## DATASET ENTRIES
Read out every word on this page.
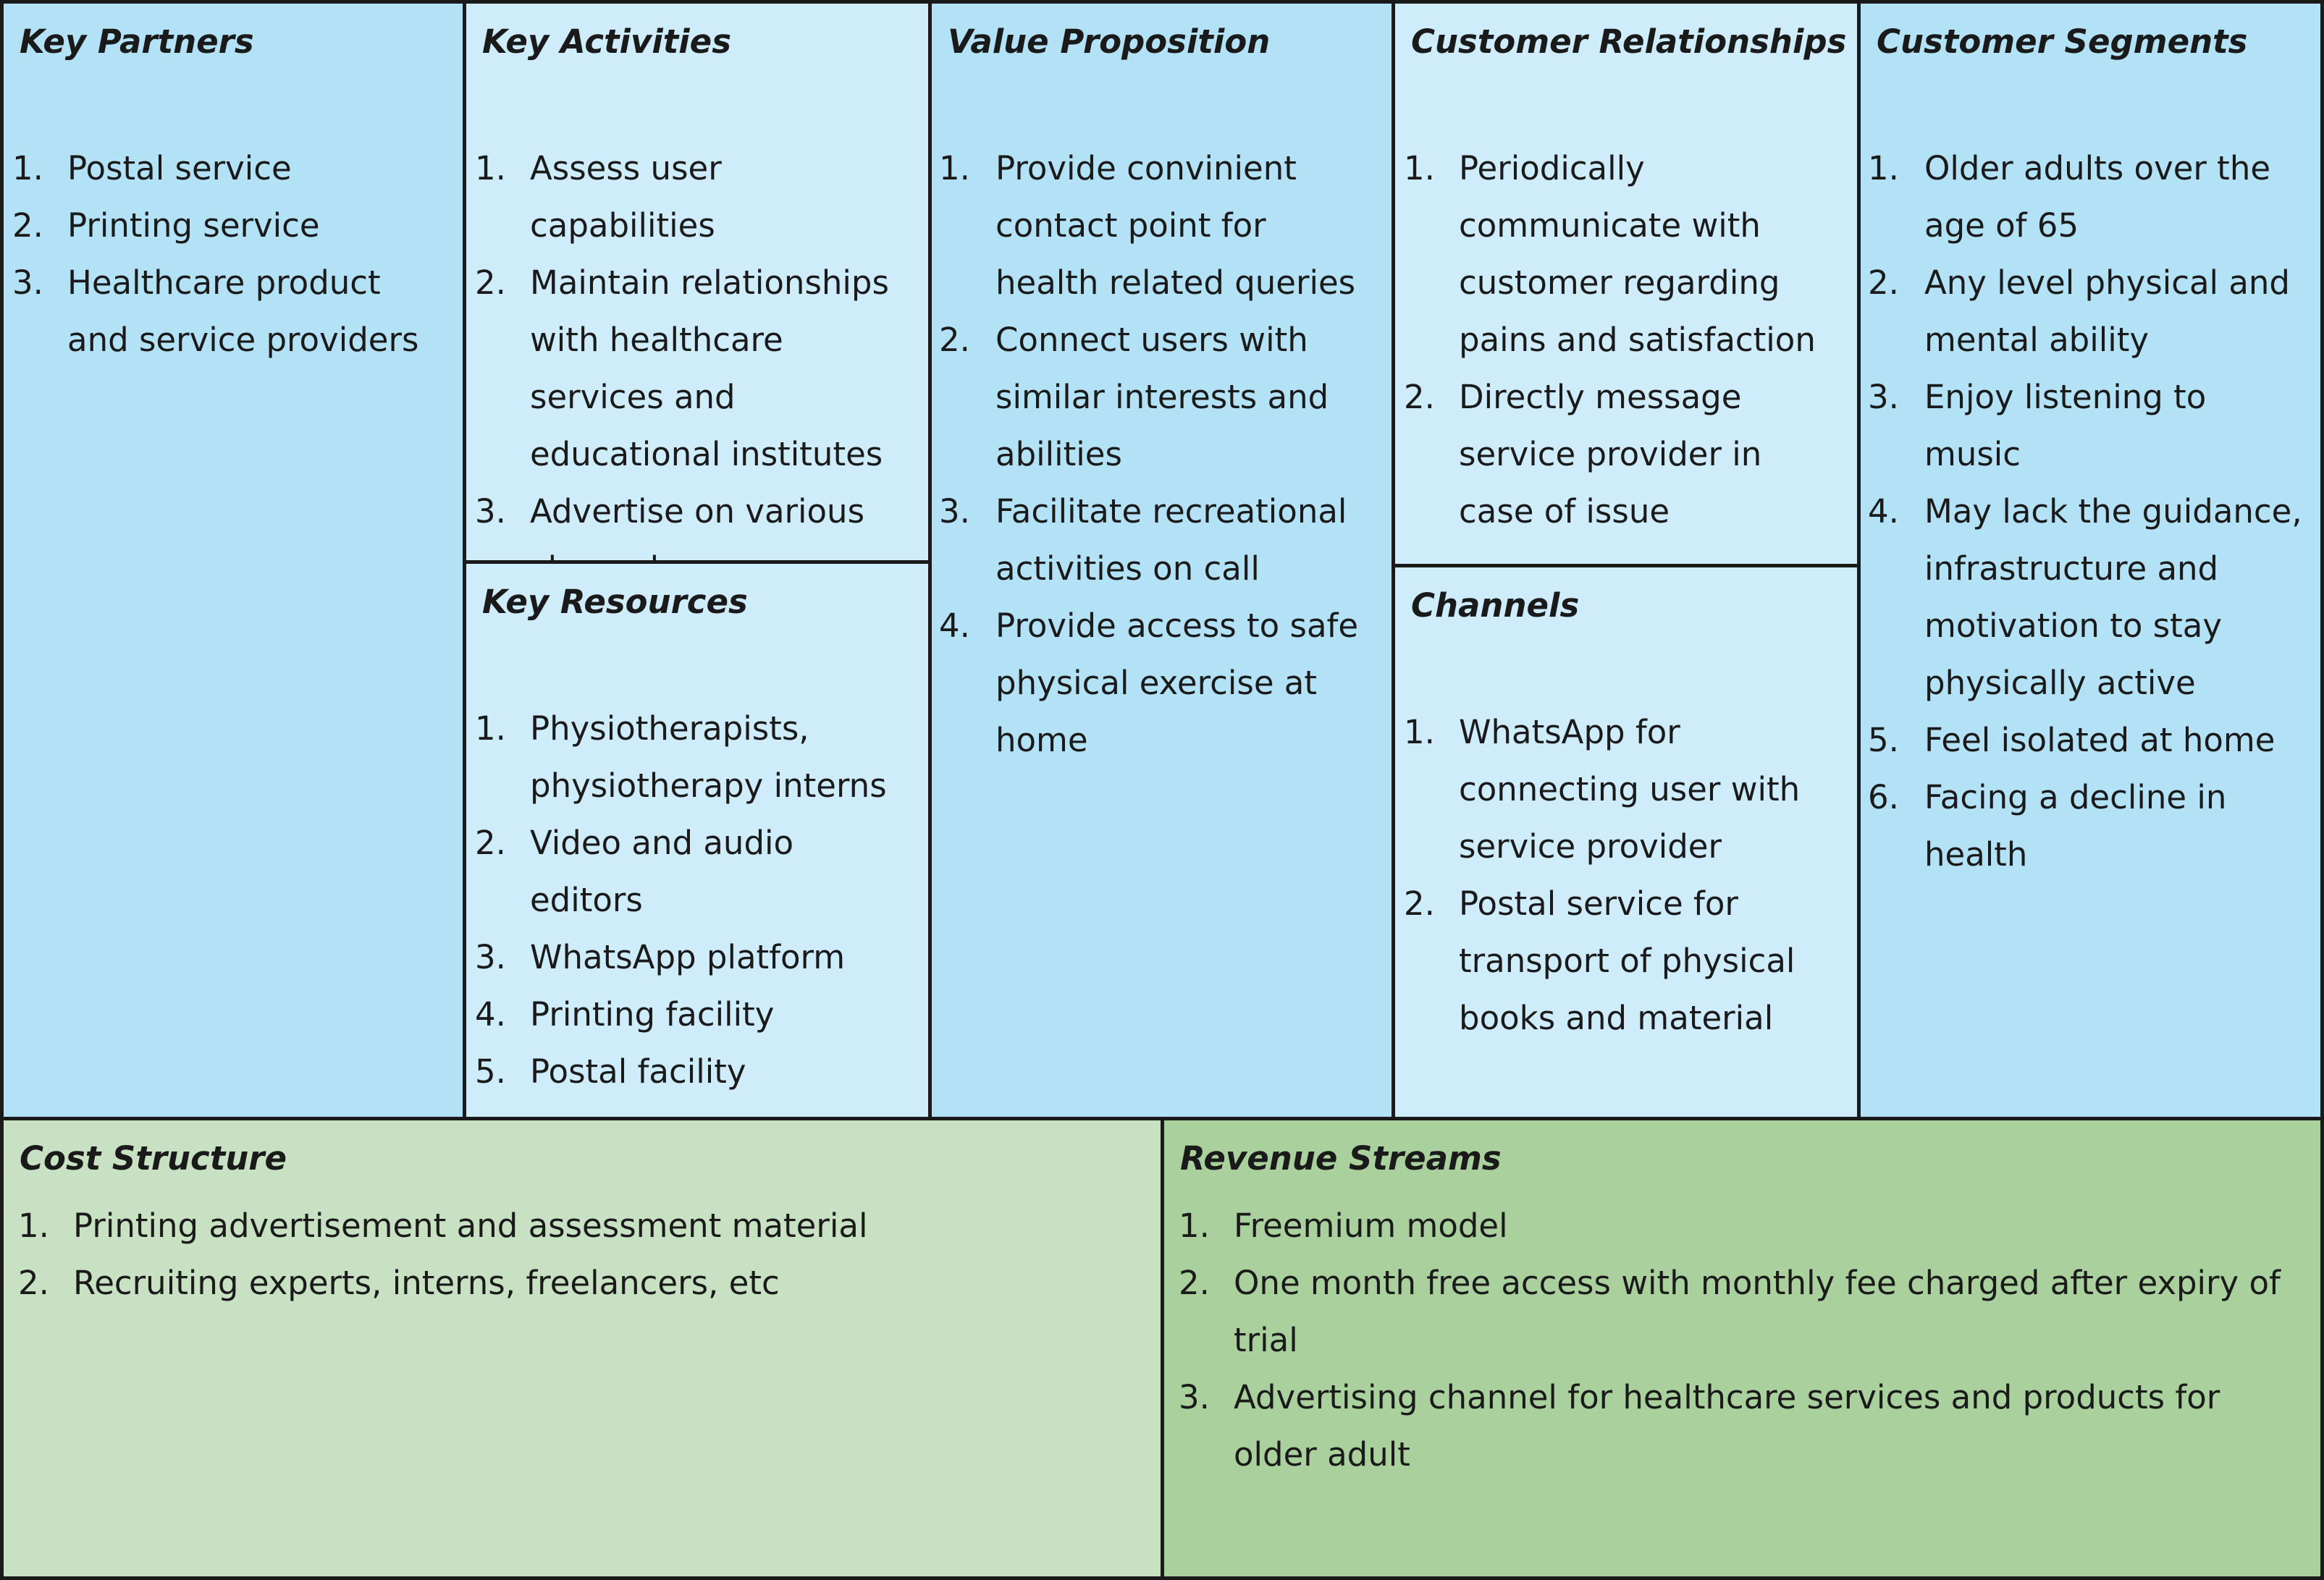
Key Partners
1. Postal service
2. Printing service
3. Healthcare product and service providers
Key Activities
1. Assess user capabilities
2. Maintain relationships with healthcare services and educational institutes
3. Advertise on various
Key Resources
1. Physiotherapists, physiotherapy interns
2. Video and audio editors
3. WhatsApp platform
4. Printing facility
5. Postal facility
Value Proposition
1. Provide convinient contact point for health related queries
2. Connect users with similar interests and abilities
3. Facilitate recreational activities on call
4. Provide access to safe physical exercise at home
Customer Relationships
1. Periodically communicate with customer regarding pains and satisfaction
2. Directly message service provider in case of issue
Channels
1. WhatsApp for connecting user with service provider
2. Postal service for transport of physical books and material
Customer Segments
1. Older adults over the age of 65
2. Any level physical and mental ability
3. Enjoy listening to music
4. May lack the guidance, infrastructure and motivation to stay physically active
5. Feel isolated at home
6. Facing a decline in health
Cost Structure
1. Printing advertisement and assessment material
2. Recruiting experts, interns, freelancers, etc
Revenue Streams
1. Freemium model
2. One month free access with monthly fee charged after expiry of trial
3. Advertising channel for healthcare services and products for older adult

## WHAT YOU ARE ASKED TO DO
From the entries above, pull out each line that includes "home".

## THE OUTPUT
4. Provide access to safe physical exercise at home
5. Feel isolated at home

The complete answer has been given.